PROBLEM 1: According to the house-painting tips below, why should a homeowner avoid grilling a contractor during the initial call and estimate? Answer in one to three sentences.
PROBLEM 2: Translate this sentence from the house-painting tips below into Spanish: "Finding a good reliable painter in Bloomington can be difficult."
PROBLEM 3: From the house-painting tips below, print the passage from "Finding a good reliable" up to and including "than you’d expect.".

PAGE EXTRACT:
Having trouble finding a good paint contractor?

Here are 7 ways to help the experience of getting your home painted more enjoyable!

by Torlando Hakes

www.colortheorypainting.com

Finding a good reliable painter in Bloomington can be difficult.  In every industry there are many levels of skilled craftsmen.  Some are top notch and some just aren’t.  NONE of them, however, are perfect. Here are 7 things to think about:

  • DO YOUR RESEARCH. In today’s age the information is out there.  Look into reviews and references on the companies you are looking at.  Learn a little bit about their process so you know what to expect on the job.  Every painter does things a little different so don’t be surprised if they do things differently than you’d expect.
  • GET TO KNOW THE CONTRACTOR. During the initial call and estimate you have an opportunity to get to know the contractor and about his/her company.  Ask questions but don’t grill.  When you grill the contractor this makes them uncomfortable and less likely to accept your business or puts them on edge.  Instead have a polite conversation built on mutual respect.

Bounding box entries
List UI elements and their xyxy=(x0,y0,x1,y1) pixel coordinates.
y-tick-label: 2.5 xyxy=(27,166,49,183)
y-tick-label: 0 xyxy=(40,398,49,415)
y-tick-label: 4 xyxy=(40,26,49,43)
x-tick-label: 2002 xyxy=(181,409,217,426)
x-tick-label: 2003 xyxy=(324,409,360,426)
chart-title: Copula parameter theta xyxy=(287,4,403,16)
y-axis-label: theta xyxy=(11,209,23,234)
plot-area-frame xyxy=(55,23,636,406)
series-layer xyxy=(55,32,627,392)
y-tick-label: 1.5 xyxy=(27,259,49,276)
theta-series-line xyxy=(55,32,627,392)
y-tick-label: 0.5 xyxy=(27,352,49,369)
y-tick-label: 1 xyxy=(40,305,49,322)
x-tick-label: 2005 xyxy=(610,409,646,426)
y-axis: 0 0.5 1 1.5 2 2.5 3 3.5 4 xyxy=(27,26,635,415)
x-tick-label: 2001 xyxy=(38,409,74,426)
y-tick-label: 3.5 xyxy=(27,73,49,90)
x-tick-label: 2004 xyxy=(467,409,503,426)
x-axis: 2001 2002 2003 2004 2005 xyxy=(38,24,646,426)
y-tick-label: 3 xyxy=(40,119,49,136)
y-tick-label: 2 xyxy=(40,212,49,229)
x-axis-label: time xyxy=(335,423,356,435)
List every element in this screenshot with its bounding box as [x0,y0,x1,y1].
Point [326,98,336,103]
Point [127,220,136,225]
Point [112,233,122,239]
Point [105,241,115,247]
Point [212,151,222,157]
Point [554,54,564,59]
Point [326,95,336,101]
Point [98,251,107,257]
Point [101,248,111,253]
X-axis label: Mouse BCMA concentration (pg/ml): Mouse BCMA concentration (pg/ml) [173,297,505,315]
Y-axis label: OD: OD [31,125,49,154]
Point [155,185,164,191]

FULL ANSWER 1: Grilling a contractor makes them uncomfortable and less likely to accept your business, or puts them on edge. The tips recommend a polite conversation built on mutual respect instead.

FULL ANSWER 2: Encontrar un pintor bueno y confiable en Bloomington puede ser difícil.

FULL ANSWER 3:
Finding a good reliable painter in Bloomington can be difficult.  In every industry there are many levels of skilled craftsmen.  Some are top notch and some just aren’t.  NONE of them, however, are perfect. Here are 7 things to think about:

  • DO YOUR RESEARCH. In today’s age the information is out there.  Look into reviews and references on the companies you are looking at.  Learn a little bit about their process so you know what to expect on the job.  Every painter does things a little different so don’t be surprised if they do things differently than you’d expect.